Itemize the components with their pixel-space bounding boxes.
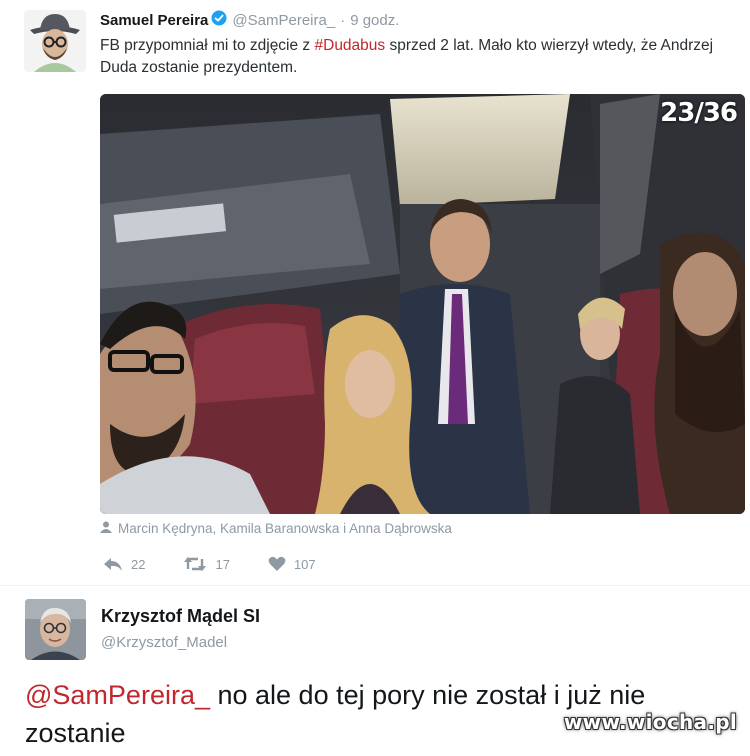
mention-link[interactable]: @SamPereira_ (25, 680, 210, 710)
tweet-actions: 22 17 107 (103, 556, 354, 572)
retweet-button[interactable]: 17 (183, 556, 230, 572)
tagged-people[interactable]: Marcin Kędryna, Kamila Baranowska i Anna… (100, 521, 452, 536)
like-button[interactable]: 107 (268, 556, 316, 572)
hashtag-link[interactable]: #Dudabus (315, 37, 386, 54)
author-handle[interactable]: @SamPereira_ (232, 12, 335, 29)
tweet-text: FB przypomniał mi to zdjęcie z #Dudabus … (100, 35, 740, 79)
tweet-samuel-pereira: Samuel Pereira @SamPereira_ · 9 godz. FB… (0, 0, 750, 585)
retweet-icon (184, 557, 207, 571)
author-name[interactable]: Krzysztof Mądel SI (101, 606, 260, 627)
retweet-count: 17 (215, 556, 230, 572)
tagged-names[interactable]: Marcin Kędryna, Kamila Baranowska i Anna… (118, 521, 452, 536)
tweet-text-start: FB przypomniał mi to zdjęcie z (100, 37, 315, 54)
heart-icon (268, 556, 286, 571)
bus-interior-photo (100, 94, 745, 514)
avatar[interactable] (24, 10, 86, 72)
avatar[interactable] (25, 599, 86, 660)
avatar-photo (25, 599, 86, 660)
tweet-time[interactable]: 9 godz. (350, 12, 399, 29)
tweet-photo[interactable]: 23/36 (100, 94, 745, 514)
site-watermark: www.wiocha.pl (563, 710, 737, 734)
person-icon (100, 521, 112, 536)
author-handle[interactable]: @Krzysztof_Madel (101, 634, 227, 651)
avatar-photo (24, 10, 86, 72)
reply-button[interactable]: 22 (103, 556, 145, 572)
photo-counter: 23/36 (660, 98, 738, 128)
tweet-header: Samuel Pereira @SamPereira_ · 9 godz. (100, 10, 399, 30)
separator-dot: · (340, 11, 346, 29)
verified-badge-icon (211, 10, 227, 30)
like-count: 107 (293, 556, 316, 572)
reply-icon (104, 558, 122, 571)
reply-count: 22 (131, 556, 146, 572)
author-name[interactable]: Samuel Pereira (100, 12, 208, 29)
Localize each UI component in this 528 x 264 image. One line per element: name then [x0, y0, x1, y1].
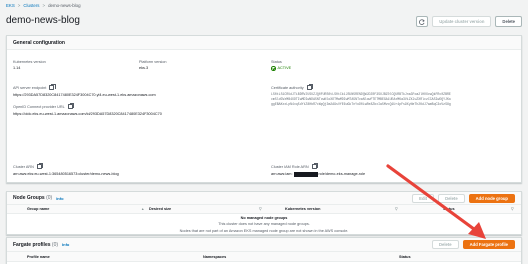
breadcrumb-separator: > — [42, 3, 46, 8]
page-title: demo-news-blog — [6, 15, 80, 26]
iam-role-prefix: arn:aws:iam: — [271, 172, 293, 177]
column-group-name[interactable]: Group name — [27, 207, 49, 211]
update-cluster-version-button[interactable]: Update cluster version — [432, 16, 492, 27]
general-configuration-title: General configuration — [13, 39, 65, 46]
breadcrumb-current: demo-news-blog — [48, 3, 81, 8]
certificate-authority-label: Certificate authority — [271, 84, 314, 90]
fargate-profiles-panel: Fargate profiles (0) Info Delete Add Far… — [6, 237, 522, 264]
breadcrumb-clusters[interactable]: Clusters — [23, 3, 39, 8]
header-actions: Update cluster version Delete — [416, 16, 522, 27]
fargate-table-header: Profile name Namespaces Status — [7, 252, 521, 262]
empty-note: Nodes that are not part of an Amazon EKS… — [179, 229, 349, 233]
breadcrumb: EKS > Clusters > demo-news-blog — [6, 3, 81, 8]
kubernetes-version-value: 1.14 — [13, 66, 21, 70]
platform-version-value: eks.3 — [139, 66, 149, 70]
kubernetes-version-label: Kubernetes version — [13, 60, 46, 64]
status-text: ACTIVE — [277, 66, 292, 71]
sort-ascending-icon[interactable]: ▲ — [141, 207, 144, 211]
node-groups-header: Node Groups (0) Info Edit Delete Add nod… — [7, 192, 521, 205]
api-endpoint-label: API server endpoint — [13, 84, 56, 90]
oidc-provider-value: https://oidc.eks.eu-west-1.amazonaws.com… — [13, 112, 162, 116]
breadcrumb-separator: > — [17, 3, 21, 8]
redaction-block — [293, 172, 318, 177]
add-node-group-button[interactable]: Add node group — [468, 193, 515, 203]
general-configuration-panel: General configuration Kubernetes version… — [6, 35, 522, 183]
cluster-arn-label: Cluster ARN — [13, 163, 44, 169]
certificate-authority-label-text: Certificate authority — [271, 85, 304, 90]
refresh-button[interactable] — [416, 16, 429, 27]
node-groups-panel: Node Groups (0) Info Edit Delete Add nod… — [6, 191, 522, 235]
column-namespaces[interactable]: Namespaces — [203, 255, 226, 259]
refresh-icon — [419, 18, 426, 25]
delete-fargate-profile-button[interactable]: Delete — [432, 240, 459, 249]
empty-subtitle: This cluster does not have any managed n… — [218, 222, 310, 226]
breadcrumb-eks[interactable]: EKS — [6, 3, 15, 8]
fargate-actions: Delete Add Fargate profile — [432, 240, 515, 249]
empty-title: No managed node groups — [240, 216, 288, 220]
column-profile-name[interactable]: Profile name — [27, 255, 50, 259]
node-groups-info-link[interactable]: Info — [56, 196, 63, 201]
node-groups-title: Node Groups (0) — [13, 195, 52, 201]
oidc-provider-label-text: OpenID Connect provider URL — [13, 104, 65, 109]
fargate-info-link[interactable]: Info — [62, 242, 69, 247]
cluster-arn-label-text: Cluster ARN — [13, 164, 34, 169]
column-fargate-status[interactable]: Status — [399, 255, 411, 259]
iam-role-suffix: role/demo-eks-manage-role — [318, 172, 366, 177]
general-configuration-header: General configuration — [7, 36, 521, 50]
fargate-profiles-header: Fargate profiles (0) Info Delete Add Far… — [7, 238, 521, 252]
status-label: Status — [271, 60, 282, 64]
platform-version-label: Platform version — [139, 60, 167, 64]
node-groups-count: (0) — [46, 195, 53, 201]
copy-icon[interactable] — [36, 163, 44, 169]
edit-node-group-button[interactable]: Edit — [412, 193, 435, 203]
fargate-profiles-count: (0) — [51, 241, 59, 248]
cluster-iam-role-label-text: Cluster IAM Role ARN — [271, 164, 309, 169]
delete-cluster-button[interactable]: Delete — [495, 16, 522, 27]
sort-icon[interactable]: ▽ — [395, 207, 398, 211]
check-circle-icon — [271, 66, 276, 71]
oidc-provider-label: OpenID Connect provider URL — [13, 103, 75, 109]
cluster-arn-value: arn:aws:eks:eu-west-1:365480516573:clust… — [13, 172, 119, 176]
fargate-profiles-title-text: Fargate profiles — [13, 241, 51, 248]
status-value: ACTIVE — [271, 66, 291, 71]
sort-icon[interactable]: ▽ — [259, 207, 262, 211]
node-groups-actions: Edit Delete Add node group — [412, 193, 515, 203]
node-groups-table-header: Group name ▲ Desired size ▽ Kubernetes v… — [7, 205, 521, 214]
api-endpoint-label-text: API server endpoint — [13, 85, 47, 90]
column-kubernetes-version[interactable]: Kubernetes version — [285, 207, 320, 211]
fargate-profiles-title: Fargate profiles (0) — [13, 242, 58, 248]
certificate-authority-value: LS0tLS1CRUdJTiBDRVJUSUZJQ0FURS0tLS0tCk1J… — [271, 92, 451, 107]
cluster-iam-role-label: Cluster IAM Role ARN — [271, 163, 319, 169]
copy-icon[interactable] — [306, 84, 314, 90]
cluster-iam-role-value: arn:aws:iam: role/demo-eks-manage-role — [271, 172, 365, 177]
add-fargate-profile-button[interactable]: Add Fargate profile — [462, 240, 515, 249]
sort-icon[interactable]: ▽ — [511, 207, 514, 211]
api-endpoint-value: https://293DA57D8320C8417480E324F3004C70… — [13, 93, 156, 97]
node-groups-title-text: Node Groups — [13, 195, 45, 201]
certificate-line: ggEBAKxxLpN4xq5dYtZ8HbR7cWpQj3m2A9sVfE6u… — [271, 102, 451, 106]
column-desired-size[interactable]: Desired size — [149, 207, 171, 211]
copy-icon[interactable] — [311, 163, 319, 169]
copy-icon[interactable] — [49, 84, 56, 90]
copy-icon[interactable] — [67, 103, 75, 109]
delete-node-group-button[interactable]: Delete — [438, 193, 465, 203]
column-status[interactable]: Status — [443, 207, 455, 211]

----------------

• _SET PROBLEM_: Copy out word for word every line starting at the one that contains "breadcrumb-separator: > — [42, 3, 46, 8]" and ending at the one that contains "platform-version-value: eks.3 —", with both of those lines included.

• _WRITTEN SOLUTION_:
breadcrumb-separator: > — [42, 3, 46, 8]
page-title: demo-news-blog — [6, 15, 80, 26]
iam-role-prefix: arn:aws:iam: — [271, 172, 293, 177]
column-group-name[interactable]: Group name — [27, 207, 49, 211]
update-cluster-version-button[interactable]: Update cluster version — [432, 16, 492, 27]
general-configuration-title: General configuration — [13, 39, 65, 46]
breadcrumb-current: demo-news-blog — [48, 3, 81, 8]
certificate-authority-label: Certificate authority — [271, 84, 314, 90]
fargate-profiles-panel: Fargate profiles (0) Info Delete Add Far… — [6, 237, 522, 264]
breadcrumb-clusters[interactable]: Clusters — [23, 3, 39, 8]
header-actions: Update cluster version Delete — [416, 16, 522, 27]
fargate-table-header: Profile name Namespaces Status — [7, 252, 521, 262]
empty-note: Nodes that are not part of an Amazon EKS… — [179, 229, 349, 233]
breadcrumb: EKS > Clusters > demo-news-blog — [6, 3, 81, 8]
kubernetes-version-value: 1.14 — [13, 66, 21, 70]
platform-version-value: eks.3 — [139, 66, 149, 70]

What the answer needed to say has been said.